* **Material for the task**
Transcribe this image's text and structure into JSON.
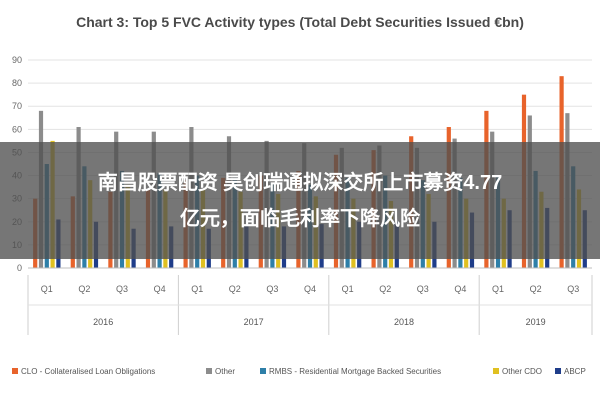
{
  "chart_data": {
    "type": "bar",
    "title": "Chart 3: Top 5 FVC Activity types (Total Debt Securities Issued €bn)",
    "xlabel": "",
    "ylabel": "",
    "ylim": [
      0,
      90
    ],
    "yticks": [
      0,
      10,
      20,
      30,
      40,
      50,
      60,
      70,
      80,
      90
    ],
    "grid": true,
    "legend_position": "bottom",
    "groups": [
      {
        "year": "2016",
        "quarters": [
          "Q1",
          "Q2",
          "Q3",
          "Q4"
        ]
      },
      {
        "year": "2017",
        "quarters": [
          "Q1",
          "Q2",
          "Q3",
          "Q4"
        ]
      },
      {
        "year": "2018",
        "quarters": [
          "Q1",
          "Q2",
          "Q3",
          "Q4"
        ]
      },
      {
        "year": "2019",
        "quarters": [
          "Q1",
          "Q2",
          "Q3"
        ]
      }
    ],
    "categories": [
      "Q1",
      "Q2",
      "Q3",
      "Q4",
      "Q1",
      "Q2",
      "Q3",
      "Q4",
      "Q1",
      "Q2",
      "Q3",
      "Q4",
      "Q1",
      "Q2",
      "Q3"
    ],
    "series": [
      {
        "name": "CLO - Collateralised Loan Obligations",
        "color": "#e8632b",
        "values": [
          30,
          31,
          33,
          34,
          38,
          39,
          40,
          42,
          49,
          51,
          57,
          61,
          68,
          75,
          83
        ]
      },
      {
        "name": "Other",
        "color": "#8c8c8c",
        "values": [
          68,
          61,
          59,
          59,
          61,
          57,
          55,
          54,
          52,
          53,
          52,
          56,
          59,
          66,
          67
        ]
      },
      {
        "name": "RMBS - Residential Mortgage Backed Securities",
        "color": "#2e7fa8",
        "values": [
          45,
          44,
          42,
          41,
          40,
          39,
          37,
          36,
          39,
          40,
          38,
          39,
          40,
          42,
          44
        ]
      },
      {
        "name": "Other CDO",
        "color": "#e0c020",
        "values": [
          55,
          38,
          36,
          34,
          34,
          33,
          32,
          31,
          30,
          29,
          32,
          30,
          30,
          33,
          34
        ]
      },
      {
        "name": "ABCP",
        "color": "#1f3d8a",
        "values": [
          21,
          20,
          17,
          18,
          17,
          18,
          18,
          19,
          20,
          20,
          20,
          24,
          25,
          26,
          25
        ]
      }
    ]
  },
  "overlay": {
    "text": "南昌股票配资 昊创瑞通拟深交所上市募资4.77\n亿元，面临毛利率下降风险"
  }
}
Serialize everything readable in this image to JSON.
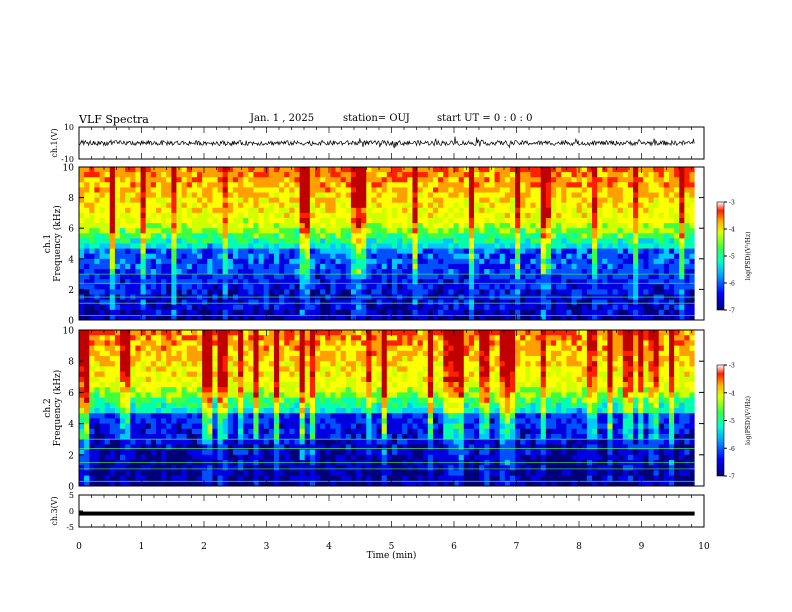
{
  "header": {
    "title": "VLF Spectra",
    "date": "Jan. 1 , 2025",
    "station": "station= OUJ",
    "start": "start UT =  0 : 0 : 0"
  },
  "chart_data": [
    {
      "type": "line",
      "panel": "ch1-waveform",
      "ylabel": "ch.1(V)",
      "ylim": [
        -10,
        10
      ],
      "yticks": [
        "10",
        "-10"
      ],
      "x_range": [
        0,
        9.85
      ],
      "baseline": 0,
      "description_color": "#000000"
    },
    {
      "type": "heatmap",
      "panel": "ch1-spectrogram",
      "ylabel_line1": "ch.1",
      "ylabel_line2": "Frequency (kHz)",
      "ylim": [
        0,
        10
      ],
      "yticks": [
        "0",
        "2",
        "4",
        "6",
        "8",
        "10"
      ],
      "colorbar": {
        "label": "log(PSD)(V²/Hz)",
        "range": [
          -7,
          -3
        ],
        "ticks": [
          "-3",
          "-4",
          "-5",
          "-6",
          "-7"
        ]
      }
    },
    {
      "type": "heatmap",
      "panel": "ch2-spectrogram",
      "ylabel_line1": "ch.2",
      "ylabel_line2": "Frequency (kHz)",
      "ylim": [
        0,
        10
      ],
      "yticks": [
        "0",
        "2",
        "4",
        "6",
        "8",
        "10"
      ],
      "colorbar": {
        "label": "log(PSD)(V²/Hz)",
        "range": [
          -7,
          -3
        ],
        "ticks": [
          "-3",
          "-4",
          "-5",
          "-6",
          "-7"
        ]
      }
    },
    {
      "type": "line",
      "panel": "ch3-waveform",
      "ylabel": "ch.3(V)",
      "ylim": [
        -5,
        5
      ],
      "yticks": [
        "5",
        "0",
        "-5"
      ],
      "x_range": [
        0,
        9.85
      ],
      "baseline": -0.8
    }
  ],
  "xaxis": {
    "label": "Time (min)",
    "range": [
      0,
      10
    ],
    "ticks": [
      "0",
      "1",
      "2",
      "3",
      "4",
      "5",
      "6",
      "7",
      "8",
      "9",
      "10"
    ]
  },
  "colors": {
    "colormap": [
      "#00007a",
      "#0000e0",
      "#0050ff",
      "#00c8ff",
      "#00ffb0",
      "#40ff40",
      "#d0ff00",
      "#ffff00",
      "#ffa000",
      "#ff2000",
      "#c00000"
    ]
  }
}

* **Task to carry out**
Set down the records in full and exactly. Do not carry over any image.

* **Solution**
Transcribe this image's text and structure into JSON.
{
  "chart_data": {
    "type": "bar",
    "title": "Chart 3: Top 5 FVC Activity types (Total Debt Securities Issued €bn)",
    "xlabel": "",
    "ylabel": "",
    "ylim": [
      0,
      90
    ],
    "yticks": [
      0,
      10,
      20,
      30,
      40,
      50,
      60,
      70,
      80,
      90
    ],
    "grid": true,
    "legend_position": "bottom",
    "groups": [
      {
        "year": "2016",
        "quarters": [
          "Q1",
          "Q2",
          "Q3",
          "Q4"
        ]
      },
      {
        "year": "2017",
        "quarters": [
          "Q1",
          "Q2",
          "Q3",
          "Q4"
        ]
      },
      {
        "year": "2018",
        "quarters": [
          "Q1",
          "Q2",
          "Q3",
          "Q4"
        ]
      },
      {
        "year": "2019",
        "quarters": [
          "Q1",
          "Q2",
          "Q3"
        ]
      }
    ],
    "categories": [
      "Q1",
      "Q2",
      "Q3",
      "Q4",
      "Q1",
      "Q2",
      "Q3",
      "Q4",
      "Q1",
      "Q2",
      "Q3",
      "Q4",
      "Q1",
      "Q2",
      "Q3"
    ],
    "series": [
      {
        "name": "CLO - Collateralised Loan Obligations",
        "color": "#e8632b",
        "values": [
          30,
          31,
          33,
          34,
          38,
          39,
          40,
          42,
          49,
          51,
          57,
          61,
          68,
          75,
          83
        ]
      },
      {
        "name": "Other",
        "color": "#8c8c8c",
        "values": [
          68,
          61,
          59,
          59,
          61,
          57,
          55,
          54,
          52,
          53,
          52,
          56,
          59,
          66,
          67
        ]
      },
      {
        "name": "RMBS - Residential Mortgage Backed Securities",
        "color": "#2e7fa8",
        "values": [
          45,
          44,
          42,
          41,
          40,
          39,
          37,
          36,
          39,
          40,
          38,
          39,
          40,
          42,
          44
        ]
      },
      {
        "name": "Other CDO",
        "color": "#e0c020",
        "values": [
          55,
          38,
          36,
          34,
          34,
          33,
          32,
          31,
          30,
          29,
          32,
          30,
          30,
          33,
          34
        ]
      },
      {
        "name": "ABCP",
        "color": "#1f3d8a",
        "values": [
          21,
          20,
          17,
          18,
          17,
          18,
          18,
          19,
          20,
          20,
          20,
          24,
          25,
          26,
          25
        ]
      }
    ]
  },
  "overlay": {
    "text": "南昌股票配资 昊创瑞通拟深交所上市募资4.77\n亿元，面临毛利率下降风险"
  }
}
Serialize everything readable in this image to JSON.
{
  "header": {
    "title": "VLF Spectra",
    "date": "Jan. 1 , 2025",
    "station": "station= OUJ",
    "start": "start UT =  0 : 0 : 0"
  },
  "chart_data": [
    {
      "type": "line",
      "panel": "ch1-waveform",
      "ylabel": "ch.1(V)",
      "ylim": [
        -10,
        10
      ],
      "yticks": [
        "10",
        "-10"
      ],
      "x_range": [
        0,
        9.85
      ],
      "baseline": 0,
      "description_color": "#000000"
    },
    {
      "type": "heatmap",
      "panel": "ch1-spectrogram",
      "ylabel_line1": "ch.1",
      "ylabel_line2": "Frequency (kHz)",
      "ylim": [
        0,
        10
      ],
      "yticks": [
        "0",
        "2",
        "4",
        "6",
        "8",
        "10"
      ],
      "colorbar": {
        "label": "log(PSD)(V²/Hz)",
        "range": [
          -7,
          -3
        ],
        "ticks": [
          "-3",
          "-4",
          "-5",
          "-6",
          "-7"
        ]
      }
    },
    {
      "type": "heatmap",
      "panel": "ch2-spectrogram",
      "ylabel_line1": "ch.2",
      "ylabel_line2": "Frequency (kHz)",
      "ylim": [
        0,
        10
      ],
      "yticks": [
        "0",
        "2",
        "4",
        "6",
        "8",
        "10"
      ],
      "colorbar": {
        "label": "log(PSD)(V²/Hz)",
        "range": [
          -7,
          -3
        ],
        "ticks": [
          "-3",
          "-4",
          "-5",
          "-6",
          "-7"
        ]
      }
    },
    {
      "type": "line",
      "panel": "ch3-waveform",
      "ylabel": "ch.3(V)",
      "ylim": [
        -5,
        5
      ],
      "yticks": [
        "5",
        "0",
        "-5"
      ],
      "x_range": [
        0,
        9.85
      ],
      "baseline": -0.8
    }
  ],
  "xaxis": {
    "label": "Time (min)",
    "range": [
      0,
      10
    ],
    "ticks": [
      "0",
      "1",
      "2",
      "3",
      "4",
      "5",
      "6",
      "7",
      "8",
      "9",
      "10"
    ]
  },
  "colors": {
    "colormap": [
      "#00007a",
      "#0000e0",
      "#0050ff",
      "#00c8ff",
      "#00ffb0",
      "#40ff40",
      "#d0ff00",
      "#ffff00",
      "#ffa000",
      "#ff2000",
      "#c00000"
    ]
  }
}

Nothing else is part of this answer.